THE EXERCISE |
Below are records; count the lines that contain "date" and give only the total.

Rows from a figure dataset:

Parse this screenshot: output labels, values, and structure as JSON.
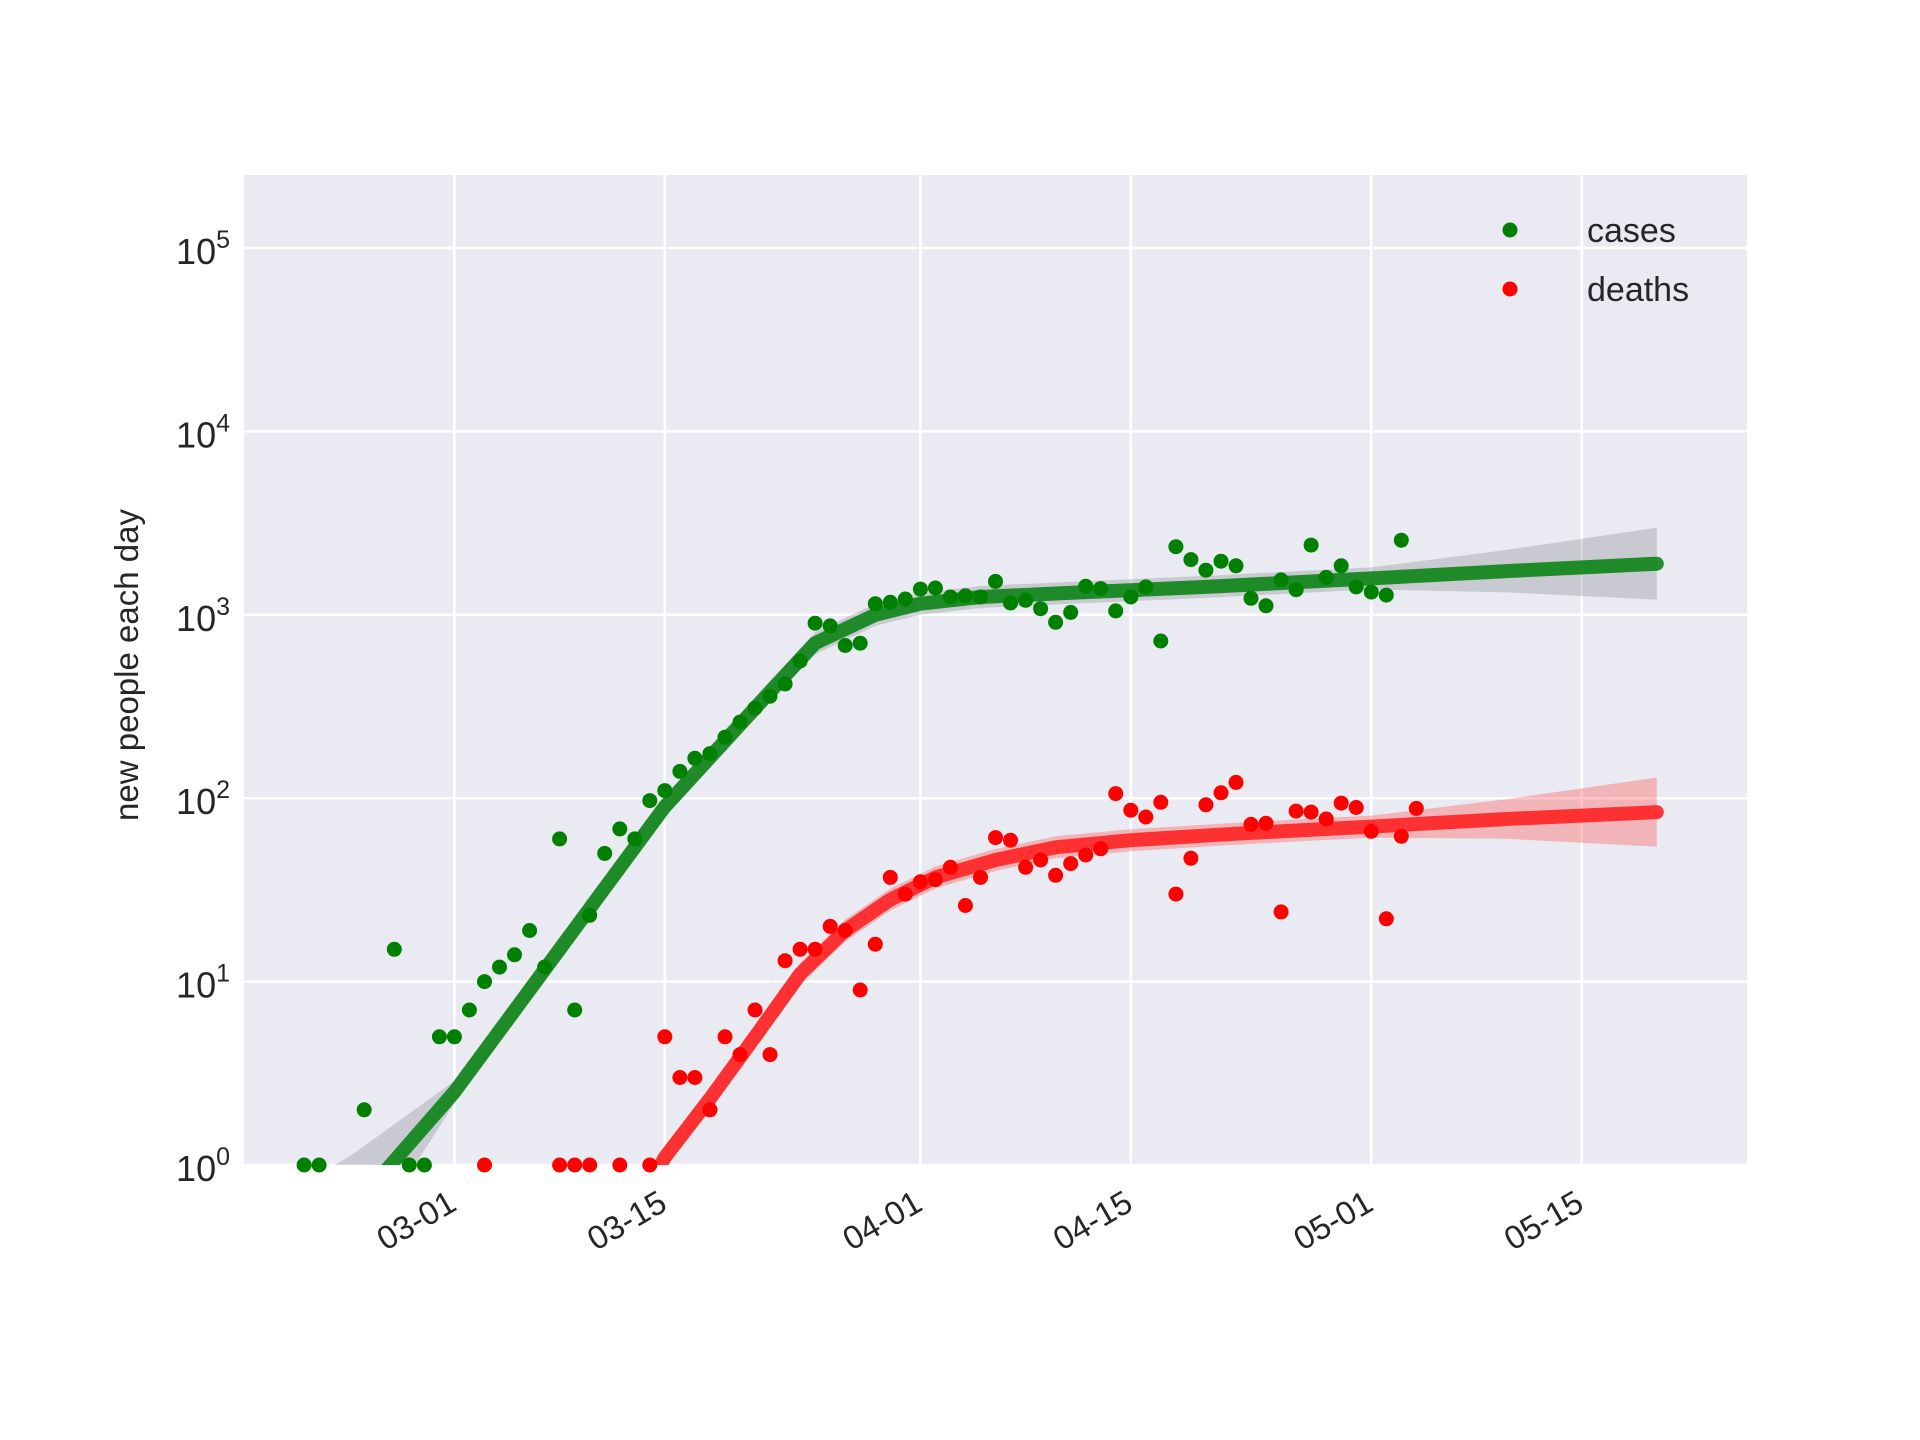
{
  "chart_data": {
    "type": "scatter",
    "y_scale": "log",
    "ylim": [
      1,
      250000
    ],
    "xlim": [
      "2020-02-16",
      "2020-05-26"
    ],
    "ylabel": "new people each day",
    "xlabel": "",
    "grid": true,
    "legend_position": "top-right",
    "x_tick_labels": [
      {
        "date": "2020-03-01",
        "label": "03-01"
      },
      {
        "date": "2020-03-15",
        "label": "03-15"
      },
      {
        "date": "2020-04-01",
        "label": "04-01"
      },
      {
        "date": "2020-04-15",
        "label": "04-15"
      },
      {
        "date": "2020-05-01",
        "label": "05-01"
      },
      {
        "date": "2020-05-15",
        "label": "05-15"
      }
    ],
    "y_tick_labels": [
      {
        "value": 1,
        "base": "10",
        "exp": "0"
      },
      {
        "value": 10,
        "base": "10",
        "exp": "1"
      },
      {
        "value": 100,
        "base": "10",
        "exp": "2"
      },
      {
        "value": 1000,
        "base": "10",
        "exp": "3"
      },
      {
        "value": 10000,
        "base": "10",
        "exp": "4"
      },
      {
        "value": 100000,
        "base": "10",
        "exp": "5"
      }
    ],
    "series": [
      {
        "name": "cases",
        "color": "#008000",
        "fit_color": "#00800a",
        "fit_band_color": "#8c8c99",
        "points": [
          [
            "2020-02-20",
            1
          ],
          [
            "2020-02-21",
            1
          ],
          [
            "2020-02-24",
            2
          ],
          [
            "2020-02-26",
            15
          ],
          [
            "2020-02-27",
            1
          ],
          [
            "2020-02-28",
            1
          ],
          [
            "2020-02-29",
            5
          ],
          [
            "2020-03-01",
            5
          ],
          [
            "2020-03-02",
            7
          ],
          [
            "2020-03-03",
            10
          ],
          [
            "2020-03-04",
            12
          ],
          [
            "2020-03-05",
            14
          ],
          [
            "2020-03-06",
            19
          ],
          [
            "2020-03-07",
            12
          ],
          [
            "2020-03-08",
            60
          ],
          [
            "2020-03-09",
            7
          ],
          [
            "2020-03-10",
            23
          ],
          [
            "2020-03-11",
            50
          ],
          [
            "2020-03-12",
            68
          ],
          [
            "2020-03-13",
            60
          ],
          [
            "2020-03-14",
            97
          ],
          [
            "2020-03-15",
            110
          ],
          [
            "2020-03-16",
            140
          ],
          [
            "2020-03-17",
            165
          ],
          [
            "2020-03-18",
            175
          ],
          [
            "2020-03-19",
            215
          ],
          [
            "2020-03-20",
            260
          ],
          [
            "2020-03-21",
            310
          ],
          [
            "2020-03-22",
            360
          ],
          [
            "2020-03-23",
            420
          ],
          [
            "2020-03-24",
            560
          ],
          [
            "2020-03-25",
            900
          ],
          [
            "2020-03-26",
            870
          ],
          [
            "2020-03-27",
            680
          ],
          [
            "2020-03-28",
            700
          ],
          [
            "2020-03-29",
            1150
          ],
          [
            "2020-03-30",
            1170
          ],
          [
            "2020-03-31",
            1220
          ],
          [
            "2020-04-01",
            1380
          ],
          [
            "2020-04-02",
            1400
          ],
          [
            "2020-04-03",
            1250
          ],
          [
            "2020-04-04",
            1270
          ],
          [
            "2020-04-05",
            1250
          ],
          [
            "2020-04-06",
            1520
          ],
          [
            "2020-04-07",
            1160
          ],
          [
            "2020-04-08",
            1200
          ],
          [
            "2020-04-09",
            1080
          ],
          [
            "2020-04-10",
            910
          ],
          [
            "2020-04-11",
            1030
          ],
          [
            "2020-04-12",
            1430
          ],
          [
            "2020-04-13",
            1390
          ],
          [
            "2020-04-14",
            1050
          ],
          [
            "2020-04-15",
            1250
          ],
          [
            "2020-04-16",
            1420
          ],
          [
            "2020-04-17",
            720
          ],
          [
            "2020-04-18",
            2350
          ],
          [
            "2020-04-19",
            2000
          ],
          [
            "2020-04-20",
            1750
          ],
          [
            "2020-04-21",
            1960
          ],
          [
            "2020-04-22",
            1850
          ],
          [
            "2020-04-23",
            1230
          ],
          [
            "2020-04-24",
            1120
          ],
          [
            "2020-04-25",
            1550
          ],
          [
            "2020-04-26",
            1370
          ],
          [
            "2020-04-27",
            2400
          ],
          [
            "2020-04-28",
            1600
          ],
          [
            "2020-04-29",
            1850
          ],
          [
            "2020-04-30",
            1420
          ],
          [
            "2020-05-01",
            1330
          ],
          [
            "2020-05-02",
            1280
          ],
          [
            "2020-05-03",
            2550
          ]
        ],
        "fit": [
          [
            "2020-02-16",
            0.15
          ],
          [
            "2020-02-23",
            0.55
          ],
          [
            "2020-03-01",
            2.5
          ],
          [
            "2020-03-08",
            15
          ],
          [
            "2020-03-15",
            90
          ],
          [
            "2020-03-22",
            380
          ],
          [
            "2020-03-25",
            700
          ],
          [
            "2020-03-29",
            1000
          ],
          [
            "2020-04-01",
            1150
          ],
          [
            "2020-04-05",
            1250
          ],
          [
            "2020-04-12",
            1330
          ],
          [
            "2020-04-20",
            1420
          ],
          [
            "2020-05-01",
            1580
          ],
          [
            "2020-05-10",
            1730
          ],
          [
            "2020-05-20",
            1900
          ]
        ]
      },
      {
        "name": "deaths",
        "color": "#ff0000",
        "fit_color": "#ff1a1a",
        "fit_band_color": "#ff5050",
        "points": [
          [
            "2020-03-03",
            1
          ],
          [
            "2020-03-08",
            1
          ],
          [
            "2020-03-09",
            1
          ],
          [
            "2020-03-10",
            1
          ],
          [
            "2020-03-12",
            1
          ],
          [
            "2020-03-14",
            1
          ],
          [
            "2020-03-15",
            5
          ],
          [
            "2020-03-16",
            3
          ],
          [
            "2020-03-17",
            3
          ],
          [
            "2020-03-18",
            2
          ],
          [
            "2020-03-19",
            5
          ],
          [
            "2020-03-20",
            4
          ],
          [
            "2020-03-21",
            7
          ],
          [
            "2020-03-22",
            4
          ],
          [
            "2020-03-23",
            13
          ],
          [
            "2020-03-24",
            15
          ],
          [
            "2020-03-25",
            15
          ],
          [
            "2020-03-26",
            20
          ],
          [
            "2020-03-27",
            19
          ],
          [
            "2020-03-28",
            9
          ],
          [
            "2020-03-29",
            16
          ],
          [
            "2020-03-30",
            37
          ],
          [
            "2020-03-31",
            30
          ],
          [
            "2020-04-01",
            35
          ],
          [
            "2020-04-02",
            36
          ],
          [
            "2020-04-03",
            42
          ],
          [
            "2020-04-04",
            26
          ],
          [
            "2020-04-05",
            37
          ],
          [
            "2020-04-06",
            61
          ],
          [
            "2020-04-07",
            59
          ],
          [
            "2020-04-08",
            42
          ],
          [
            "2020-04-09",
            46
          ],
          [
            "2020-04-10",
            38
          ],
          [
            "2020-04-11",
            44
          ],
          [
            "2020-04-12",
            49
          ],
          [
            "2020-04-13",
            53
          ],
          [
            "2020-04-14",
            106
          ],
          [
            "2020-04-15",
            86
          ],
          [
            "2020-04-16",
            79
          ],
          [
            "2020-04-17",
            95
          ],
          [
            "2020-04-18",
            30
          ],
          [
            "2020-04-19",
            47
          ],
          [
            "2020-04-20",
            92
          ],
          [
            "2020-04-21",
            107
          ],
          [
            "2020-04-22",
            122
          ],
          [
            "2020-04-23",
            72
          ],
          [
            "2020-04-24",
            73
          ],
          [
            "2020-04-25",
            24
          ],
          [
            "2020-04-26",
            85
          ],
          [
            "2020-04-27",
            84
          ],
          [
            "2020-04-28",
            77
          ],
          [
            "2020-04-29",
            94
          ],
          [
            "2020-04-30",
            89
          ],
          [
            "2020-05-01",
            66
          ],
          [
            "2020-05-02",
            22
          ],
          [
            "2020-05-03",
            62
          ],
          [
            "2020-05-04",
            88
          ]
        ],
        "fit": [
          [
            "2020-03-12",
            0.4
          ],
          [
            "2020-03-15",
            1.1
          ],
          [
            "2020-03-18",
            2.3
          ],
          [
            "2020-03-21",
            5
          ],
          [
            "2020-03-24",
            11
          ],
          [
            "2020-03-27",
            19
          ],
          [
            "2020-03-30",
            28
          ],
          [
            "2020-04-02",
            37
          ],
          [
            "2020-04-06",
            46
          ],
          [
            "2020-04-10",
            54
          ],
          [
            "2020-04-15",
            59
          ],
          [
            "2020-04-22",
            64
          ],
          [
            "2020-05-01",
            70
          ],
          [
            "2020-05-10",
            77
          ],
          [
            "2020-05-20",
            84
          ]
        ]
      }
    ]
  }
}
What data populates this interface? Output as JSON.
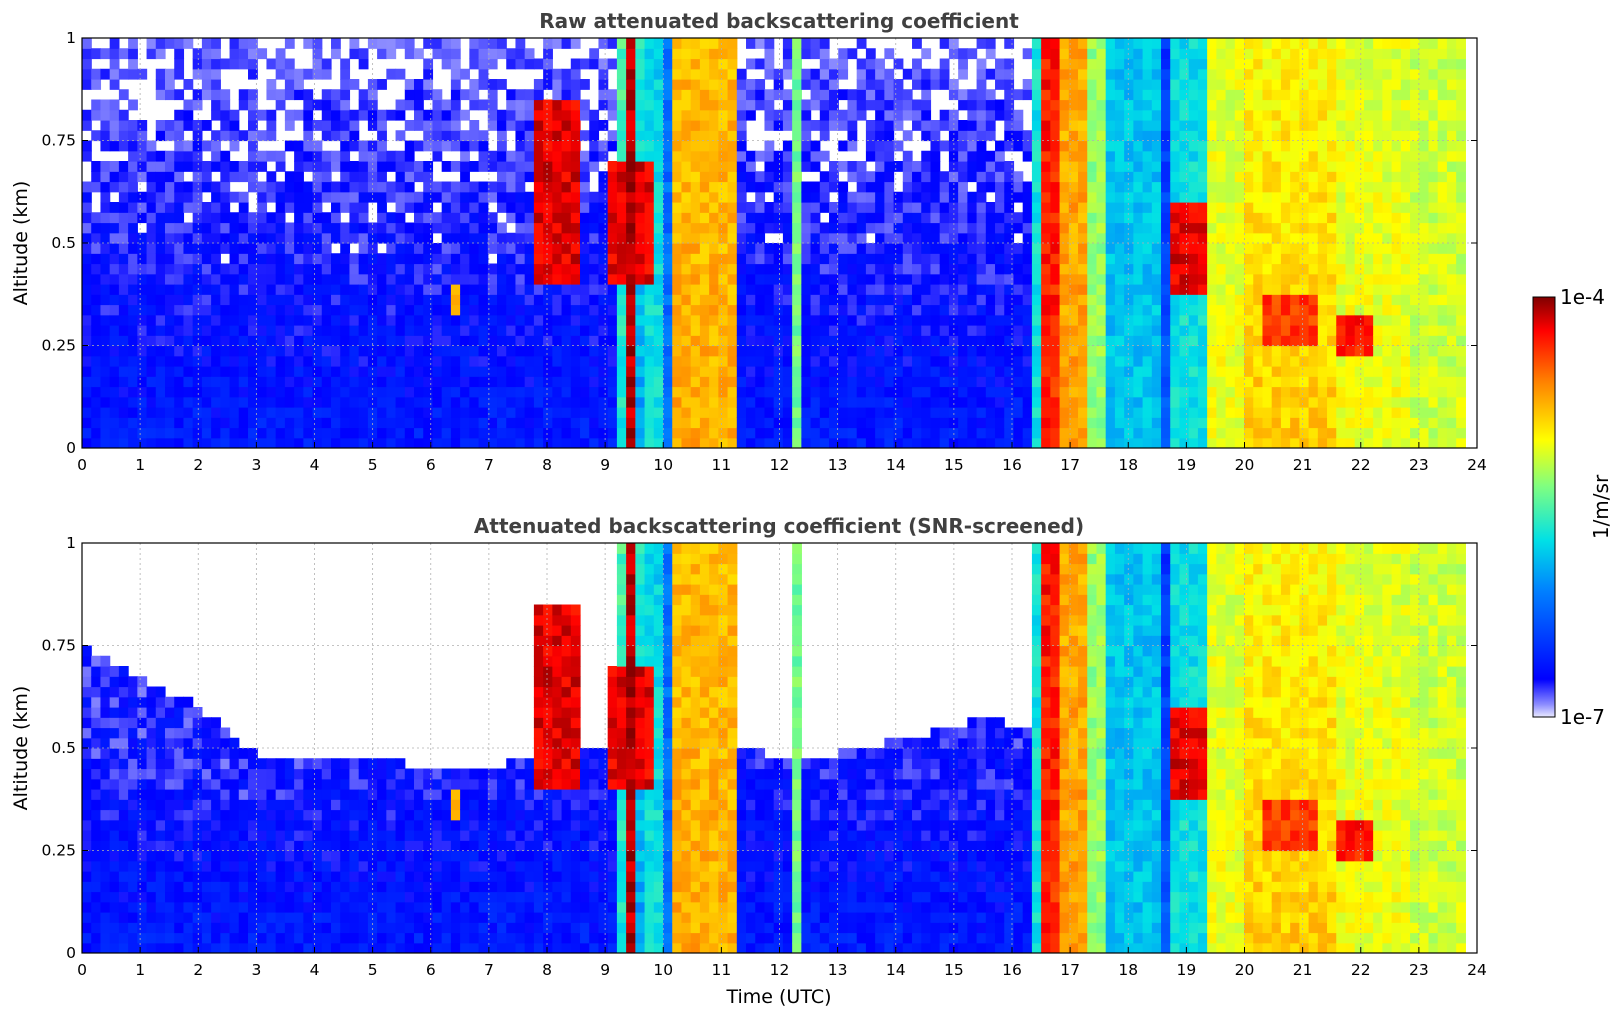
{
  "chart_data": [
    {
      "type": "heatmap",
      "title": "Raw attenuated backscattering coefficient",
      "xlabel": "",
      "ylabel": "Altitude (km)",
      "xlim": [
        0,
        24
      ],
      "ylim": [
        0,
        1
      ],
      "x_ticks": [
        "0",
        "1",
        "2",
        "3",
        "4",
        "5",
        "6",
        "7",
        "8",
        "9",
        "10",
        "11",
        "12",
        "13",
        "14",
        "15",
        "16",
        "17",
        "18",
        "19",
        "20",
        "21",
        "22",
        "23",
        "24"
      ],
      "y_ticks": [
        "0",
        "0.25",
        "0.5",
        "0.75",
        "1"
      ],
      "grid": true,
      "screened": false,
      "data_end_hour": 23.8,
      "columns_log10": [
        {
          "x0": 0.0,
          "x1": 9.2,
          "base": -6.6,
          "top": -6.9
        },
        {
          "x0": 9.2,
          "x1": 9.45,
          "base": -5.7,
          "top": -5.5
        },
        {
          "x0": 9.45,
          "x1": 9.6,
          "base": -6.0,
          "top": -5.6
        },
        {
          "x0": 9.6,
          "x1": 9.7,
          "base": -6.3,
          "top": -6.4
        },
        {
          "x0": 9.7,
          "x1": 10.0,
          "base": -5.7,
          "top": -5.8
        },
        {
          "x0": 10.0,
          "x1": 10.2,
          "base": -6.2,
          "top": -6.2
        },
        {
          "x0": 10.2,
          "x1": 11.2,
          "base": -4.75,
          "top": -4.8
        },
        {
          "x0": 11.2,
          "x1": 12.2,
          "base": -6.6,
          "top": -6.9
        },
        {
          "x0": 12.2,
          "x1": 12.45,
          "base": -6.0,
          "top": -6.3
        },
        {
          "x0": 12.45,
          "x1": 16.3,
          "base": -6.6,
          "top": -6.9
        },
        {
          "x0": 16.3,
          "x1": 16.55,
          "base": -5.7,
          "top": -5.7
        },
        {
          "x0": 16.55,
          "x1": 16.85,
          "base": -4.35,
          "top": -4.3
        },
        {
          "x0": 16.85,
          "x1": 17.25,
          "base": -4.7,
          "top": -4.75
        },
        {
          "x0": 17.25,
          "x1": 17.55,
          "base": -5.3,
          "top": -5.3
        },
        {
          "x0": 17.55,
          "x1": 18.5,
          "base": -5.85,
          "top": -5.85
        },
        {
          "x0": 18.5,
          "x1": 18.75,
          "base": -6.3,
          "top": -6.5
        },
        {
          "x0": 18.75,
          "x1": 19.4,
          "base": -5.7,
          "top": -5.75
        },
        {
          "x0": 19.4,
          "x1": 20.0,
          "base": -5.05,
          "top": -5.1
        },
        {
          "x0": 20.0,
          "x1": 21.6,
          "base": -4.85,
          "top": -5.0
        },
        {
          "x0": 21.6,
          "x1": 22.9,
          "base": -5.05,
          "top": -5.1
        },
        {
          "x0": 22.9,
          "x1": 23.8,
          "base": -5.15,
          "top": -5.15
        }
      ],
      "features_log10": [
        {
          "x0": 9.3,
          "x1": 9.5,
          "y0": 0.0,
          "y1": 1.0,
          "value": -4.1
        },
        {
          "x0": 7.8,
          "x1": 8.6,
          "y0": 0.4,
          "y1": 0.85,
          "value": -4.2
        },
        {
          "x0": 9.0,
          "x1": 9.8,
          "y0": 0.4,
          "y1": 0.7,
          "value": -4.2
        },
        {
          "x0": 6.3,
          "x1": 6.5,
          "y0": 0.33,
          "y1": 0.4,
          "value": -4.8
        },
        {
          "x0": 12.25,
          "x1": 12.4,
          "y0": 0.0,
          "y1": 1.0,
          "value": -5.4
        },
        {
          "x0": 18.7,
          "x1": 19.3,
          "y0": 0.38,
          "y1": 0.6,
          "value": -4.2
        },
        {
          "x0": 20.3,
          "x1": 21.3,
          "y0": 0.25,
          "y1": 0.38,
          "value": -4.4
        },
        {
          "x0": 21.6,
          "x1": 22.2,
          "y0": 0.22,
          "y1": 0.32,
          "value": -4.3
        }
      ]
    },
    {
      "type": "heatmap",
      "title": "Attenuated backscattering coefficient (SNR-screened)",
      "xlabel": "Time (UTC)",
      "ylabel": "Altitude (km)",
      "xlim": [
        0,
        24
      ],
      "ylim": [
        0,
        1
      ],
      "x_ticks": [
        "0",
        "1",
        "2",
        "3",
        "4",
        "5",
        "6",
        "7",
        "8",
        "9",
        "10",
        "11",
        "12",
        "13",
        "14",
        "15",
        "16",
        "17",
        "18",
        "19",
        "20",
        "21",
        "22",
        "23",
        "24"
      ],
      "y_ticks": [
        "0",
        "0.25",
        "0.5",
        "0.75",
        "1"
      ],
      "grid": true,
      "screened": true,
      "screen_top_altitude_km": [
        {
          "t": 0,
          "z": 0.75
        },
        {
          "t": 2,
          "z": 0.6
        },
        {
          "t": 3,
          "z": 0.48
        },
        {
          "t": 4,
          "z": 0.47
        },
        {
          "t": 6,
          "z": 0.46
        },
        {
          "t": 7,
          "z": 0.45
        },
        {
          "t": 8,
          "z": 0.5
        },
        {
          "t": 9,
          "z": 0.5
        },
        {
          "t": 11.2,
          "z": 0.5
        },
        {
          "t": 12.5,
          "z": 0.47
        },
        {
          "t": 14,
          "z": 0.52
        },
        {
          "t": 15.5,
          "z": 0.57
        },
        {
          "t": 16.3,
          "z": 0.55
        }
      ],
      "tinted_region_log10": {
        "x0": 0,
        "x1": 4,
        "value": -6.9
      }
    }
  ],
  "colorbar": {
    "label": "1/m/sr",
    "max_label": "1e-4",
    "min_label": "1e-7",
    "max_log10": -4,
    "min_log10": -7,
    "colormap": "jet"
  }
}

PROBLEM SOLUTION |
6